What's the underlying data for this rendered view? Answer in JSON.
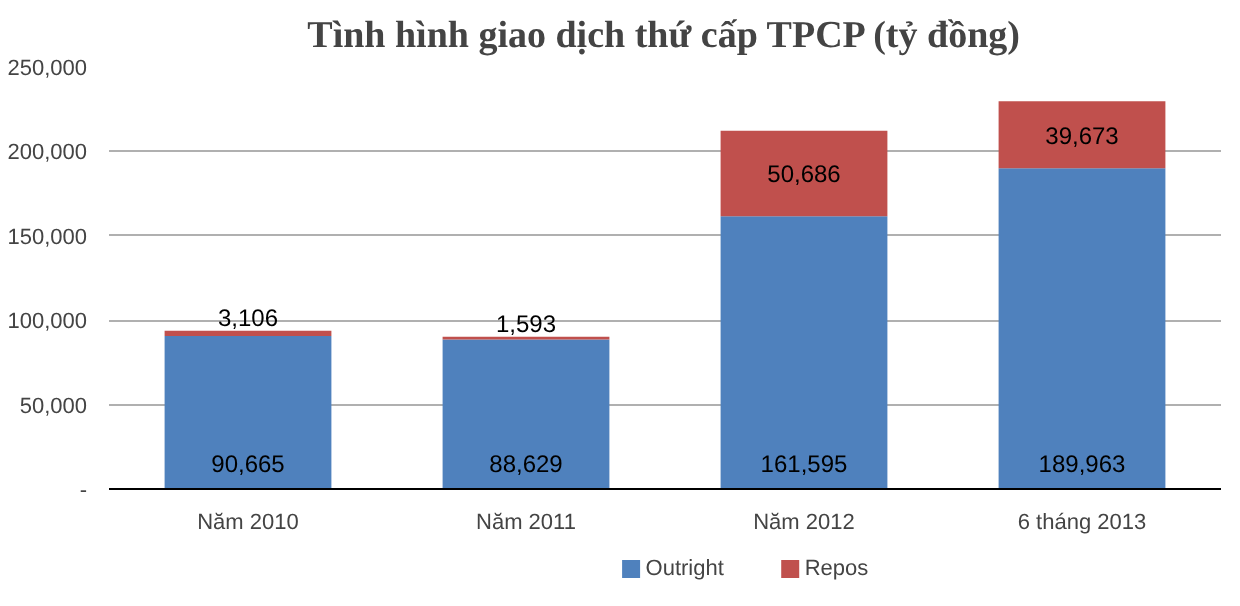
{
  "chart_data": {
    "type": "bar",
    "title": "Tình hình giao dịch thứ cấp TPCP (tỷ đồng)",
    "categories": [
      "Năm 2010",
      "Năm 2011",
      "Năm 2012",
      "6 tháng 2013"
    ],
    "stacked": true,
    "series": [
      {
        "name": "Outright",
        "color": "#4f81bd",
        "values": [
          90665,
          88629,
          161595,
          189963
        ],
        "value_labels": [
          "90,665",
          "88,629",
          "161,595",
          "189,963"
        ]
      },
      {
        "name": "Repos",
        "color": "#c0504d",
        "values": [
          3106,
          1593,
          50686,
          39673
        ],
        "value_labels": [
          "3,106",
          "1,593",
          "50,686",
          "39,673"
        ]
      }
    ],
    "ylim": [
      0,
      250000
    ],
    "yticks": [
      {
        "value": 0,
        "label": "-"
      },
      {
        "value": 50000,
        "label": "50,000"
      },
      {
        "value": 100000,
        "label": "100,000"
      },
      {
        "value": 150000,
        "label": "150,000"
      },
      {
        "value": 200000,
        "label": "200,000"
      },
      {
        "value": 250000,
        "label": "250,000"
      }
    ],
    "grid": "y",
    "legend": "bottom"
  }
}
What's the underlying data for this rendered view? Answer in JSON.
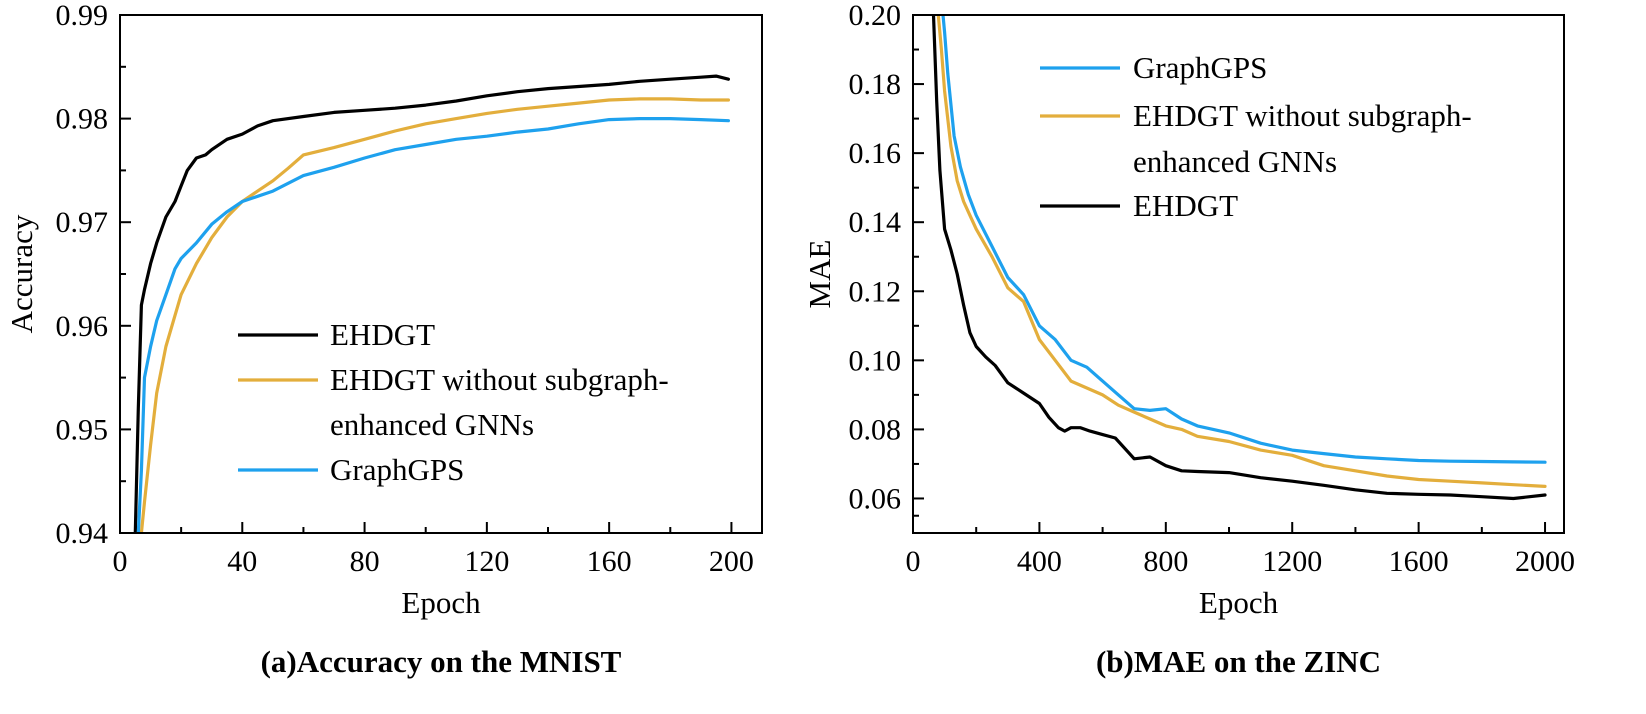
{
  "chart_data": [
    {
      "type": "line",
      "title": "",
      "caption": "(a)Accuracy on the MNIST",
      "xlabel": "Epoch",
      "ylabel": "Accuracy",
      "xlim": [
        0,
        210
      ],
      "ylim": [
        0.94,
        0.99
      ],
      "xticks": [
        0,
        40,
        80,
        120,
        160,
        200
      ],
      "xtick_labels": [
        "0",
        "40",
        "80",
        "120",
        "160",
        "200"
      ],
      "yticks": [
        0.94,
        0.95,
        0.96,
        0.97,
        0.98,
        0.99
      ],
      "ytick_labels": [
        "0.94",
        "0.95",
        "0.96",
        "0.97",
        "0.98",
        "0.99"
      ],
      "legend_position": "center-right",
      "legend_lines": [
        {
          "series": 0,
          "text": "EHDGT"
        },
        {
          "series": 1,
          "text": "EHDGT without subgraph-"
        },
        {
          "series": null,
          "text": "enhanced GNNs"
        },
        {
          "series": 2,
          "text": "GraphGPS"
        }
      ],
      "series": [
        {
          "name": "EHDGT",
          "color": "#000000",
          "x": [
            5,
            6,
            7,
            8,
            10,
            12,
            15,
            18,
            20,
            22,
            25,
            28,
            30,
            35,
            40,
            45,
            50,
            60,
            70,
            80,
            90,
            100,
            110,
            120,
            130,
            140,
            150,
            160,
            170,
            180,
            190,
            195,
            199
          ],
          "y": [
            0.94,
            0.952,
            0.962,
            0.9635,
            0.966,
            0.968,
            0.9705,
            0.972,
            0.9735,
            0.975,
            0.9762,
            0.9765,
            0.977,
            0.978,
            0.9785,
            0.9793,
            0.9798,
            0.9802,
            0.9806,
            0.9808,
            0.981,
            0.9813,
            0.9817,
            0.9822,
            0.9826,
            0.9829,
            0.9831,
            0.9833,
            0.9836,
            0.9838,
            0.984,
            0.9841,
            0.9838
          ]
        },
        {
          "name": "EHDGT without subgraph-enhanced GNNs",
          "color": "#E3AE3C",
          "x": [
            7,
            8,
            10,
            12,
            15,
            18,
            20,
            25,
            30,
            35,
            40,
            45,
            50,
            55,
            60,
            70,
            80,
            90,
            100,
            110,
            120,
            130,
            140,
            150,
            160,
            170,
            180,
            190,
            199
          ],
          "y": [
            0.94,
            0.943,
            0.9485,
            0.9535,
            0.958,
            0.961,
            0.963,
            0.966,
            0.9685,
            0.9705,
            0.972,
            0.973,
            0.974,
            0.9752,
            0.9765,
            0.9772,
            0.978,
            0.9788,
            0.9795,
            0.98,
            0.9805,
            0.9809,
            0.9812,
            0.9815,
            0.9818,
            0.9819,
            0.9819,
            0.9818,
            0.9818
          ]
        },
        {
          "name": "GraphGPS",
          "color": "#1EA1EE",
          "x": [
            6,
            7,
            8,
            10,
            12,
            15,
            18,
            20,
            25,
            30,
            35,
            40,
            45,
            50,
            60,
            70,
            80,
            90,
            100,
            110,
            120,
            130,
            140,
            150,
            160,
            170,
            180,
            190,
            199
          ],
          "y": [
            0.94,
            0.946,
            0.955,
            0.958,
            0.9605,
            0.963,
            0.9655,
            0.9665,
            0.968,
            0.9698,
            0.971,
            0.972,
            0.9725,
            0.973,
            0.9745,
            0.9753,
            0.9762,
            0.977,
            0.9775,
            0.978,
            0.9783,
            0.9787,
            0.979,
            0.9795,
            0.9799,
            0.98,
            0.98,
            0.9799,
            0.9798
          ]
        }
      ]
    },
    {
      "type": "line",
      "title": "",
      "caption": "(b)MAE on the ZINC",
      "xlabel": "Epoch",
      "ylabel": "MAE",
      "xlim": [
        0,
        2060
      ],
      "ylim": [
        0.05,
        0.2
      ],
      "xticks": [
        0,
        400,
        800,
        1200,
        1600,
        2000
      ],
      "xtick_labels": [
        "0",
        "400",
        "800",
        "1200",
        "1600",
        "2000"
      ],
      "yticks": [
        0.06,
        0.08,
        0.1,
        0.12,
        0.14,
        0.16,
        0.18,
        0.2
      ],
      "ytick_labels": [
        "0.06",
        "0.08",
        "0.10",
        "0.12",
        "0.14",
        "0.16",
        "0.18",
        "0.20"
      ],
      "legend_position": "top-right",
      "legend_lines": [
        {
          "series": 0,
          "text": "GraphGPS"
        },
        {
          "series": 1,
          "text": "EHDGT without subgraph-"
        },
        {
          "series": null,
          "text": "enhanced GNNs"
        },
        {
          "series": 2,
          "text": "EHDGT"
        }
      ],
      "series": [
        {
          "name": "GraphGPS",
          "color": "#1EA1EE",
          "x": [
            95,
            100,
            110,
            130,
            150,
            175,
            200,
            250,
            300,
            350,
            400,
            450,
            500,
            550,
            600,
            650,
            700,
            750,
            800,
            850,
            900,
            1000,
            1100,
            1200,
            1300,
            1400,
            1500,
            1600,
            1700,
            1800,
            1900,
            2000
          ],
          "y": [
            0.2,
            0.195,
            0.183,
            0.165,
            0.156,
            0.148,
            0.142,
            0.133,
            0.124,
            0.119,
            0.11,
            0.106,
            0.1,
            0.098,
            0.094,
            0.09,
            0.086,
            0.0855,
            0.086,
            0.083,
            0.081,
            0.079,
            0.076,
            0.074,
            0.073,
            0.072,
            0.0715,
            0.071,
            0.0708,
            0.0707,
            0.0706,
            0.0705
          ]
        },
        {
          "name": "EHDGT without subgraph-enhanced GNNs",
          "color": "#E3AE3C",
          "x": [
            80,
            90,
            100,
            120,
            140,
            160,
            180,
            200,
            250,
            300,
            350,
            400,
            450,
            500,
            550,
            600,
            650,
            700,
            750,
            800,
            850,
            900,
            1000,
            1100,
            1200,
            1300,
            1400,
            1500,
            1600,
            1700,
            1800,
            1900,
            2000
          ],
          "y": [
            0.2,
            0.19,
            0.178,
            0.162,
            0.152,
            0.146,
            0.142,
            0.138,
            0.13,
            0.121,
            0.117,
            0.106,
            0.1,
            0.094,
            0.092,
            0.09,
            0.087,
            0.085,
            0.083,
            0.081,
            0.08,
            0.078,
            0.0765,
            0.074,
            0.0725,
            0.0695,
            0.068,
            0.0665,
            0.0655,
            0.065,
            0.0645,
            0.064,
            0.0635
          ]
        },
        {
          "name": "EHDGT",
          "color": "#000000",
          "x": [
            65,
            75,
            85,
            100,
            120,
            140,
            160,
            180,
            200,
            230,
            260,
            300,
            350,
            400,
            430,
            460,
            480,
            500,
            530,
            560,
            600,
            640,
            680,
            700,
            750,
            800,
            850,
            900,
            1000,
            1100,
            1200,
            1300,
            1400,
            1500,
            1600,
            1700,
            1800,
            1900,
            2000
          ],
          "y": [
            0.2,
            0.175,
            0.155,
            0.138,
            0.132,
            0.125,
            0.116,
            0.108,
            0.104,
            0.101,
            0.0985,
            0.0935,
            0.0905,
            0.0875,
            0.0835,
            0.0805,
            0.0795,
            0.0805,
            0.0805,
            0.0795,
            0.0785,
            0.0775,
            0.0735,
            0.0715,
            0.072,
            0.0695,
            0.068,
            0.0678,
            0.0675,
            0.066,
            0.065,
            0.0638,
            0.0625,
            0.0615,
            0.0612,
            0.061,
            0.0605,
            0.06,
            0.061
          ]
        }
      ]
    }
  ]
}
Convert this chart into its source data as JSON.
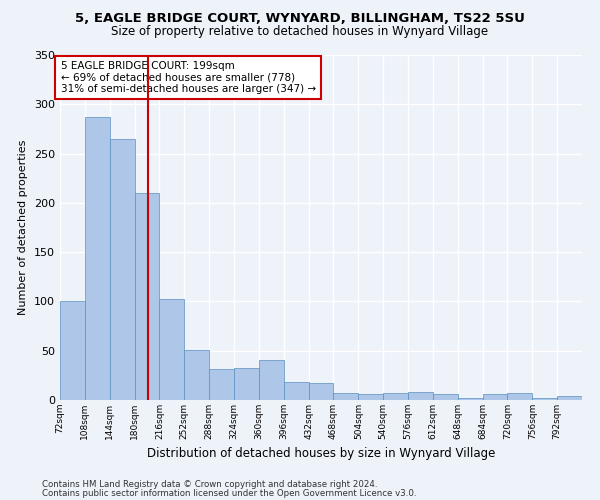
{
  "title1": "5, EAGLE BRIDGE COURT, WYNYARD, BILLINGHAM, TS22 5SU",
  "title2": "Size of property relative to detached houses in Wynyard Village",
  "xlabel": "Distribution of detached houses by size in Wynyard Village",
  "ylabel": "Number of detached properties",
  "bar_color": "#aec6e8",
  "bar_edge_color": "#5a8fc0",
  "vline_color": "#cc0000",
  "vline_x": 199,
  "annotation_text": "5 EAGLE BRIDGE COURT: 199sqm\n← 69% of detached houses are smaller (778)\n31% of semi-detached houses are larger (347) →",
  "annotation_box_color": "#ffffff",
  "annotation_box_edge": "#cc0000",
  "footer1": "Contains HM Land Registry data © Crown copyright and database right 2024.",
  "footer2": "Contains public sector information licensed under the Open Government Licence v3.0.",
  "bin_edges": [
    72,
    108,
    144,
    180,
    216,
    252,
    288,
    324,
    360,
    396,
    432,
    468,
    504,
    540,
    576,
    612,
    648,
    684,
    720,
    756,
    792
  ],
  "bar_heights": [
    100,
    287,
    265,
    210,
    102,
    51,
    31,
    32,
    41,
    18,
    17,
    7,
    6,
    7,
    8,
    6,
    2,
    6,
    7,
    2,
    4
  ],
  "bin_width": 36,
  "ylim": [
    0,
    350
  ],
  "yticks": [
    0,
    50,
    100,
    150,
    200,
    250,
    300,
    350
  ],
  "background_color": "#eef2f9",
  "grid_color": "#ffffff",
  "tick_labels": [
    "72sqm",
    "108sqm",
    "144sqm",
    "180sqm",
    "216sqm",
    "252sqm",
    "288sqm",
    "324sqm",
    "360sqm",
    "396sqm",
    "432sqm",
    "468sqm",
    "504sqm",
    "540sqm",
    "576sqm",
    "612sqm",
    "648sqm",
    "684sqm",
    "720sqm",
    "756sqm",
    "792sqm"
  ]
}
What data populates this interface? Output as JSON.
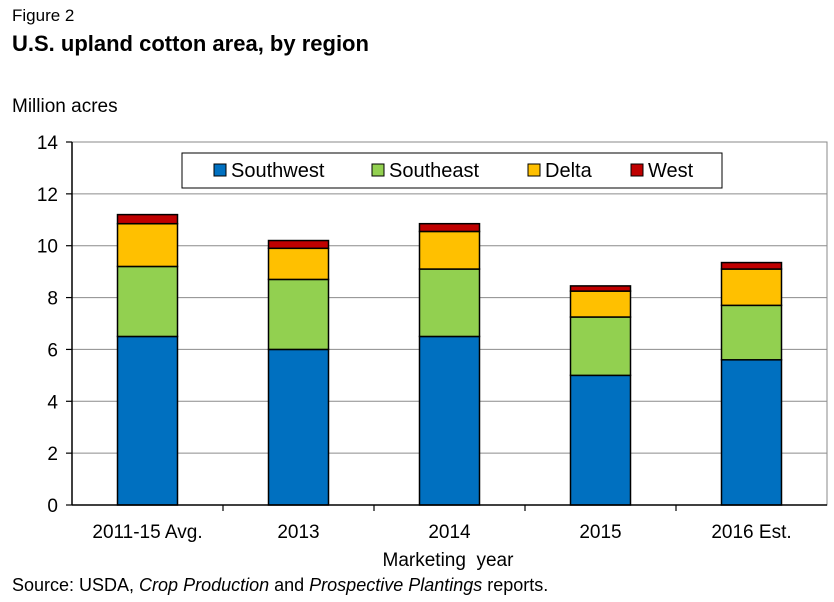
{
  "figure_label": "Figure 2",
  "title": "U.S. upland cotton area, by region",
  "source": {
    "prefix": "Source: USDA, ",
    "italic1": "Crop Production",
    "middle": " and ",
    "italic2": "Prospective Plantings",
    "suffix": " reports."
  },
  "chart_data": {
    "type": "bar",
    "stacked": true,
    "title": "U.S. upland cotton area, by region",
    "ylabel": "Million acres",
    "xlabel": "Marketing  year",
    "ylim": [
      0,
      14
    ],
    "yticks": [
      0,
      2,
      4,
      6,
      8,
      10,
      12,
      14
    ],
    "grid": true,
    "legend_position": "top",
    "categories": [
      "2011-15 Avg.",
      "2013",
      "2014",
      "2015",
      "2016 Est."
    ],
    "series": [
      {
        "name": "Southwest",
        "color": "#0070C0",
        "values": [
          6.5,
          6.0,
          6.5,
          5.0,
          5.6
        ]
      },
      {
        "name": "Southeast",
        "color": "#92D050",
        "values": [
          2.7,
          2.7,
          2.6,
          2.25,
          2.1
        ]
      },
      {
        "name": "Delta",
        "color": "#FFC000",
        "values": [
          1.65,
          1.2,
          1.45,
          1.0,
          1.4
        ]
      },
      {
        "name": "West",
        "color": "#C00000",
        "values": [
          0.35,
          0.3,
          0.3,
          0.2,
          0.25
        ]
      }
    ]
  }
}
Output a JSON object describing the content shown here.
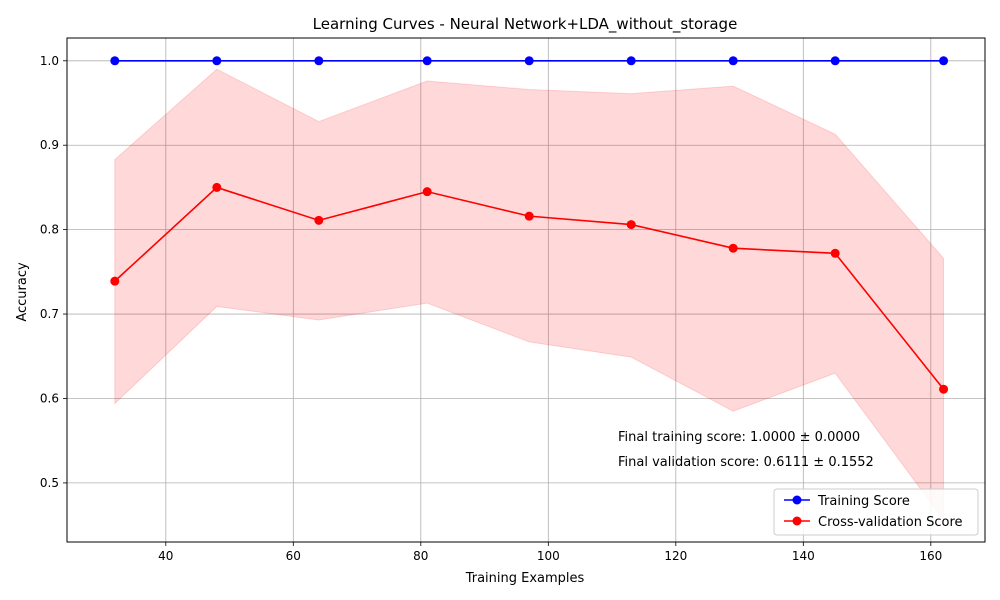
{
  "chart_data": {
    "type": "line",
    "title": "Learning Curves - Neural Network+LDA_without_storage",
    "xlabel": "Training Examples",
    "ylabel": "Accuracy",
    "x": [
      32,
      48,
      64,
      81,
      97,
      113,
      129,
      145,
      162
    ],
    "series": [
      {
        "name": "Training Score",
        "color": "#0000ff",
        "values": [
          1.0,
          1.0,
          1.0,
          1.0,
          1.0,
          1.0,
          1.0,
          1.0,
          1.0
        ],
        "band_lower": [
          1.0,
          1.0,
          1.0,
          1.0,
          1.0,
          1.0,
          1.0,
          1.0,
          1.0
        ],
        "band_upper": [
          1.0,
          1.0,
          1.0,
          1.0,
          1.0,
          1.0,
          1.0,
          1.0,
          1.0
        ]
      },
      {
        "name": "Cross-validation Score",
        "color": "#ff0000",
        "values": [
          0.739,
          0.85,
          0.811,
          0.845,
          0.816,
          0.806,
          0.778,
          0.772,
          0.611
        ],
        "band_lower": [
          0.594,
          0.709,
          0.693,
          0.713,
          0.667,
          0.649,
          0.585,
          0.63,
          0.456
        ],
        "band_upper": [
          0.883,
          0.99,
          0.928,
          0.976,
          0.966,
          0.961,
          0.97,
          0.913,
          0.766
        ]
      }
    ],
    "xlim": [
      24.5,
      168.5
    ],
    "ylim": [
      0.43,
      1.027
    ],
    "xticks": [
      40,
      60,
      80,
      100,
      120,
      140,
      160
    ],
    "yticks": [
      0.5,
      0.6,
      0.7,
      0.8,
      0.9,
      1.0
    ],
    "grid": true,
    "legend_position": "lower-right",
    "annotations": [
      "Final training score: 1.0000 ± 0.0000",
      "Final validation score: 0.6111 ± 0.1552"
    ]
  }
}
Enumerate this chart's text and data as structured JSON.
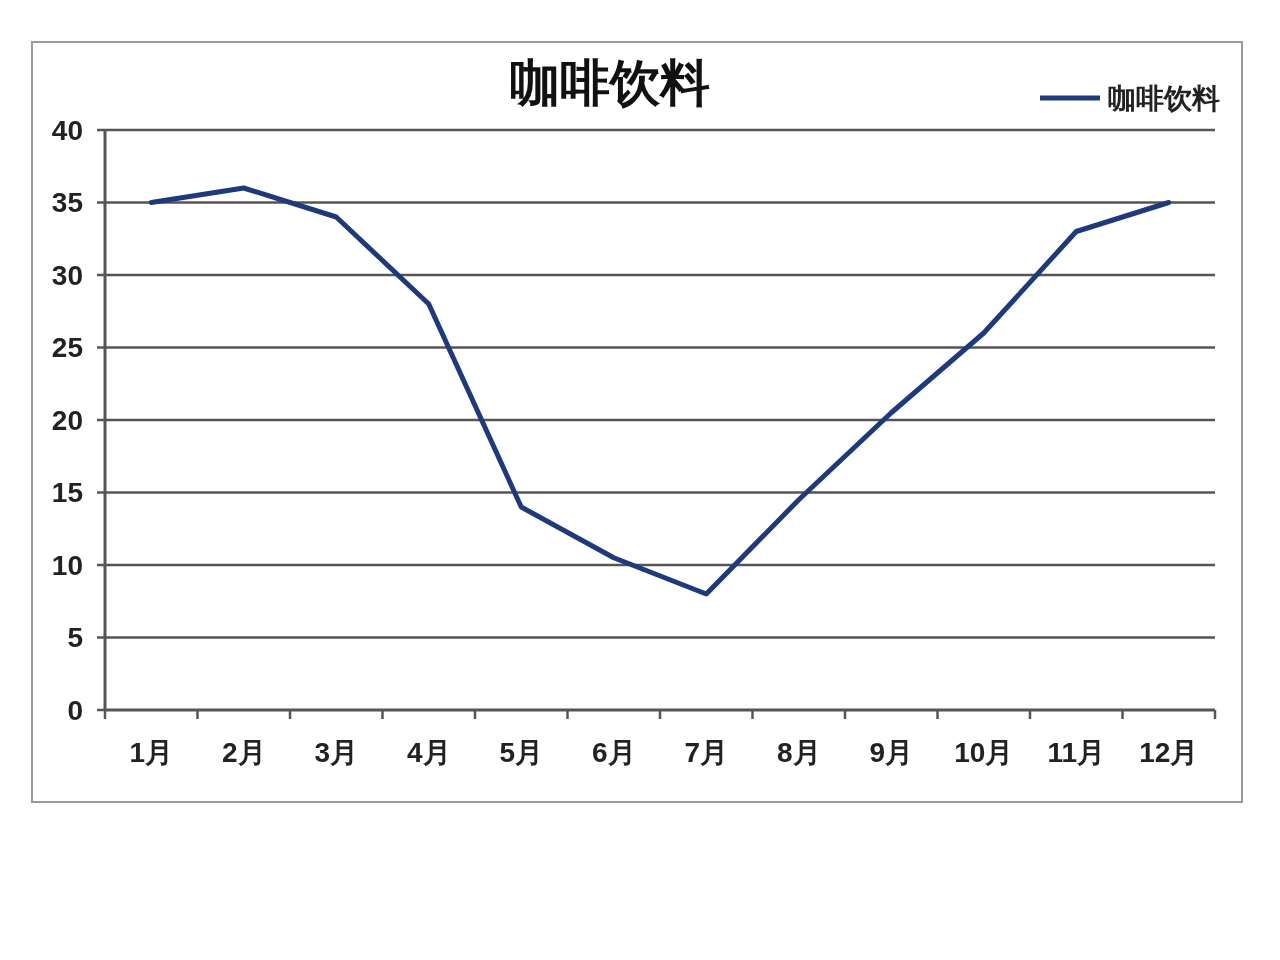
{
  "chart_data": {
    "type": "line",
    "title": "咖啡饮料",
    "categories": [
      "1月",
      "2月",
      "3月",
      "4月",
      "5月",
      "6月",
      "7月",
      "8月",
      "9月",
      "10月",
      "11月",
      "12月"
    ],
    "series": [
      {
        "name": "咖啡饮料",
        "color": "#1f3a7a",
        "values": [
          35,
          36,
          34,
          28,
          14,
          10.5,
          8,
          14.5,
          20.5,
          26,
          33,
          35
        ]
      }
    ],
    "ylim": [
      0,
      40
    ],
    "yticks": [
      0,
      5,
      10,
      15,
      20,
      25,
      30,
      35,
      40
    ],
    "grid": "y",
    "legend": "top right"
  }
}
++++++
▶ [Goal of the exercise] Locate the word "ylabel" in the data above. Copy every line carrying it.

▶ [Result for this exercise]
      "ylabel": "Accuracy",
      "ylabel": "MAE",
  "ylabel": "Number of detached properties",
    "ylabel": "Million acres",
    "ylabel": "Accuracy",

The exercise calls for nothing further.